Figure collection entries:
[start]

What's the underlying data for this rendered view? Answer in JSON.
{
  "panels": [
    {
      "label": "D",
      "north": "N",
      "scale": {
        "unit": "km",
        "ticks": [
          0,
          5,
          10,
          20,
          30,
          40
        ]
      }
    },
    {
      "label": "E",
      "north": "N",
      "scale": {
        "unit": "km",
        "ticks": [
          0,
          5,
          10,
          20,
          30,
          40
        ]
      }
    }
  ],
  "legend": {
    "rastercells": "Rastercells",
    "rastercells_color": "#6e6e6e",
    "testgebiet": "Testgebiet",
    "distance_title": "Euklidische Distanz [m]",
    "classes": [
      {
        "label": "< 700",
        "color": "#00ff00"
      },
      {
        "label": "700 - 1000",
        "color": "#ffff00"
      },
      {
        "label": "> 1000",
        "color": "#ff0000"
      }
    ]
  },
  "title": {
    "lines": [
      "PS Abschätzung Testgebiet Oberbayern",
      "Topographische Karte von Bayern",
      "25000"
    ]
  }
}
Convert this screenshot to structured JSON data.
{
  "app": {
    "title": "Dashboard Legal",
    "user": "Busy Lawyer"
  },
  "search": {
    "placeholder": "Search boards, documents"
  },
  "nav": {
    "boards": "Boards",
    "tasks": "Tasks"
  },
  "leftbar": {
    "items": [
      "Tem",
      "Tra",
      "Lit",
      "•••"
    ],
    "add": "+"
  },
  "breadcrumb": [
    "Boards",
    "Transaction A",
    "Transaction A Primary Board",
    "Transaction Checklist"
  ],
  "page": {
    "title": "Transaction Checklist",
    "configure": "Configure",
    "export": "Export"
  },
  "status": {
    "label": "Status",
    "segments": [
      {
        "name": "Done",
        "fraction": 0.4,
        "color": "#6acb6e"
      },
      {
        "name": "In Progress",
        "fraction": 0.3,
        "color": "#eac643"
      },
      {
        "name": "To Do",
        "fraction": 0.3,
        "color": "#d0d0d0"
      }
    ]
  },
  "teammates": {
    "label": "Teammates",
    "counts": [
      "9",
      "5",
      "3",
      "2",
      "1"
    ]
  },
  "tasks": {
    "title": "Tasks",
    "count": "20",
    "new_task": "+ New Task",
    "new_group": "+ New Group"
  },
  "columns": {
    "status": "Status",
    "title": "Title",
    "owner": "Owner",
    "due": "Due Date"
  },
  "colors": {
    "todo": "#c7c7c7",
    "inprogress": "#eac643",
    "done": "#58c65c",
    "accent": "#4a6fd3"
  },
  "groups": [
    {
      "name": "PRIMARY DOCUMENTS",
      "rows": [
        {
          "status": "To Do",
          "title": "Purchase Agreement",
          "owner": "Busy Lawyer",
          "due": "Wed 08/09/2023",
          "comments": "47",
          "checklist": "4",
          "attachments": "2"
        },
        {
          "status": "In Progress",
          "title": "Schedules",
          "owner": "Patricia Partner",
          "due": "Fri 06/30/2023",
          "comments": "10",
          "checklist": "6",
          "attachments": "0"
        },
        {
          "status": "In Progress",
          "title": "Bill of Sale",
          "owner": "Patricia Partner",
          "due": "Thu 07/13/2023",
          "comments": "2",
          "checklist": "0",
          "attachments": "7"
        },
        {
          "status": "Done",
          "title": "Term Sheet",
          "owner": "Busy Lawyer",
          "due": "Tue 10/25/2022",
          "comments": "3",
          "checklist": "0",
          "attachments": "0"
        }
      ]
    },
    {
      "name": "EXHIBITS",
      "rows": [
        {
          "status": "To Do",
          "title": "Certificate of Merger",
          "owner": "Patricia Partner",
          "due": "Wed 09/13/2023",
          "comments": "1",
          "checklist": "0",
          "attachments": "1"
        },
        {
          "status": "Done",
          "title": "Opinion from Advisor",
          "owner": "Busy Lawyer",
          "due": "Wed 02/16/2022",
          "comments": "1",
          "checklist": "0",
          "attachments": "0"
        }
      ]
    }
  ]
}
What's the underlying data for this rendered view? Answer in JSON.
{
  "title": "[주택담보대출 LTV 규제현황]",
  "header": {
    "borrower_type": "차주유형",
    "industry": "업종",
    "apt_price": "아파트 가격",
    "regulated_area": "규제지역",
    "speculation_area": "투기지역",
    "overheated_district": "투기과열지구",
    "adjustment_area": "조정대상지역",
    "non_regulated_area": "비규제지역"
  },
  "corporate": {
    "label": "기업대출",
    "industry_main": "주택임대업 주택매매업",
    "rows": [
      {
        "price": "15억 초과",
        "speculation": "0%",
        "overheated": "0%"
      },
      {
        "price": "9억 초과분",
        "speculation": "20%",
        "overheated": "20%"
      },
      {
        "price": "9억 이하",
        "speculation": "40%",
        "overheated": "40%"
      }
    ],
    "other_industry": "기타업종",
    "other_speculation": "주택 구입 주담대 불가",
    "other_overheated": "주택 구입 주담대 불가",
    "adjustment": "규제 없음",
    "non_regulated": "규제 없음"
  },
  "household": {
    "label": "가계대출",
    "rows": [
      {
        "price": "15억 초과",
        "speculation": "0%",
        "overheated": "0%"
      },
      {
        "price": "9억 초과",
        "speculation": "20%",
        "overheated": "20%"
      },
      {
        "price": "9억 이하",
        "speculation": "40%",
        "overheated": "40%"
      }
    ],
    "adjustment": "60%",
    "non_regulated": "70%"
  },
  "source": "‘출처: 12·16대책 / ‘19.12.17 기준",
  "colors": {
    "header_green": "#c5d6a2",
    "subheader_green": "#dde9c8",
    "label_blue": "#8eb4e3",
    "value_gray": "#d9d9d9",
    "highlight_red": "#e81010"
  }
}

[end]

> WORK TO BE COMPLETED: Restate the whole of the material exactly.

> SOLUTION TO THIS TASK:
What's the underlying data for this rendered view? Answer in JSON.
{
  "panels": [
    {
      "label": "D",
      "north": "N",
      "scale": {
        "unit": "km",
        "ticks": [
          0,
          5,
          10,
          20,
          30,
          40
        ]
      }
    },
    {
      "label": "E",
      "north": "N",
      "scale": {
        "unit": "km",
        "ticks": [
          0,
          5,
          10,
          20,
          30,
          40
        ]
      }
    }
  ],
  "legend": {
    "rastercells": "Rastercells",
    "rastercells_color": "#6e6e6e",
    "testgebiet": "Testgebiet",
    "distance_title": "Euklidische Distanz [m]",
    "classes": [
      {
        "label": "< 700",
        "color": "#00ff00"
      },
      {
        "label": "700 - 1000",
        "color": "#ffff00"
      },
      {
        "label": "> 1000",
        "color": "#ff0000"
      }
    ]
  },
  "title": {
    "lines": [
      "PS Abschätzung Testgebiet Oberbayern",
      "Topographische Karte von Bayern",
      "25000"
    ]
  }
}
Convert this screenshot to structured JSON data.
{
  "app": {
    "title": "Dashboard Legal",
    "user": "Busy Lawyer"
  },
  "search": {
    "placeholder": "Search boards, documents"
  },
  "nav": {
    "boards": "Boards",
    "tasks": "Tasks"
  },
  "leftbar": {
    "items": [
      "Tem",
      "Tra",
      "Lit",
      "•••"
    ],
    "add": "+"
  },
  "breadcrumb": [
    "Boards",
    "Transaction A",
    "Transaction A Primary Board",
    "Transaction Checklist"
  ],
  "page": {
    "title": "Transaction Checklist",
    "configure": "Configure",
    "export": "Export"
  },
  "status": {
    "label": "Status",
    "segments": [
      {
        "name": "Done",
        "fraction": 0.4,
        "color": "#6acb6e"
      },
      {
        "name": "In Progress",
        "fraction": 0.3,
        "color": "#eac643"
      },
      {
        "name": "To Do",
        "fraction": 0.3,
        "color": "#d0d0d0"
      }
    ]
  },
  "teammates": {
    "label": "Teammates",
    "counts": [
      "9",
      "5",
      "3",
      "2",
      "1"
    ]
  },
  "tasks": {
    "title": "Tasks",
    "count": "20",
    "new_task": "+ New Task",
    "new_group": "+ New Group"
  },
  "columns": {
    "status": "Status",
    "title": "Title",
    "owner": "Owner",
    "due": "Due Date"
  },
  "colors": {
    "todo": "#c7c7c7",
    "inprogress": "#eac643",
    "done": "#58c65c",
    "accent": "#4a6fd3"
  },
  "groups": [
    {
      "name": "PRIMARY DOCUMENTS",
      "rows": [
        {
          "status": "To Do",
          "title": "Purchase Agreement",
          "owner": "Busy Lawyer",
          "due": "Wed 08/09/2023",
          "comments": "47",
          "checklist": "4",
          "attachments": "2"
        },
        {
          "status": "In Progress",
          "title": "Schedules",
          "owner": "Patricia Partner",
          "due": "Fri 06/30/2023",
          "comments": "10",
          "checklist": "6",
          "attachments": "0"
        },
        {
          "status": "In Progress",
          "title": "Bill of Sale",
          "owner": "Patricia Partner",
          "due": "Thu 07/13/2023",
          "comments": "2",
          "checklist": "0",
          "attachments": "7"
        },
        {
          "status": "Done",
          "title": "Term Sheet",
          "owner": "Busy Lawyer",
          "due": "Tue 10/25/2022",
          "comments": "3",
          "checklist": "0",
          "attachments": "0"
        }
      ]
    },
    {
      "name": "EXHIBITS",
      "rows": [
        {
          "status": "To Do",
          "title": "Certificate of Merger",
          "owner": "Patricia Partner",
          "due": "Wed 09/13/2023",
          "comments": "1",
          "checklist": "0",
          "attachments": "1"
        },
        {
          "status": "Done",
          "title": "Opinion from Advisor",
          "owner": "Busy Lawyer",
          "due": "Wed 02/16/2022",
          "comments": "1",
          "checklist": "0",
          "attachments": "0"
        }
      ]
    }
  ]
}
What's the underlying data for this rendered view? Answer in JSON.
{
  "title": "[주택담보대출 LTV 규제현황]",
  "header": {
    "borrower_type": "차주유형",
    "industry": "업종",
    "apt_price": "아파트 가격",
    "regulated_area": "규제지역",
    "speculation_area": "투기지역",
    "overheated_district": "투기과열지구",
    "adjustment_area": "조정대상지역",
    "non_regulated_area": "비규제지역"
  },
  "corporate": {
    "label": "기업대출",
    "industry_main": "주택임대업 주택매매업",
    "rows": [
      {
        "price": "15억 초과",
        "speculation": "0%",
        "overheated": "0%"
      },
      {
        "price": "9억 초과분",
        "speculation": "20%",
        "overheated": "20%"
      },
      {
        "price": "9억 이하",
        "speculation": "40%",
        "overheated": "40%"
      }
    ],
    "other_industry": "기타업종",
    "other_speculation": "주택 구입 주담대 불가",
    "other_overheated": "주택 구입 주담대 불가",
    "adjustment": "규제 없음",
    "non_regulated": "규제 없음"
  },
  "household": {
    "label": "가계대출",
    "rows": [
      {
        "price": "15억 초과",
        "speculation": "0%",
        "overheated": "0%"
      },
      {
        "price": "9억 초과",
        "speculation": "20%",
        "overheated": "20%"
      },
      {
        "price": "9억 이하",
        "speculation": "40%",
        "overheated": "40%"
      }
    ],
    "adjustment": "60%",
    "non_regulated": "70%"
  },
  "source": "‘출처: 12·16대책 / ‘19.12.17 기준",
  "colors": {
    "header_green": "#c5d6a2",
    "subheader_green": "#dde9c8",
    "label_blue": "#8eb4e3",
    "value_gray": "#d9d9d9",
    "highlight_red": "#e81010"
  }
}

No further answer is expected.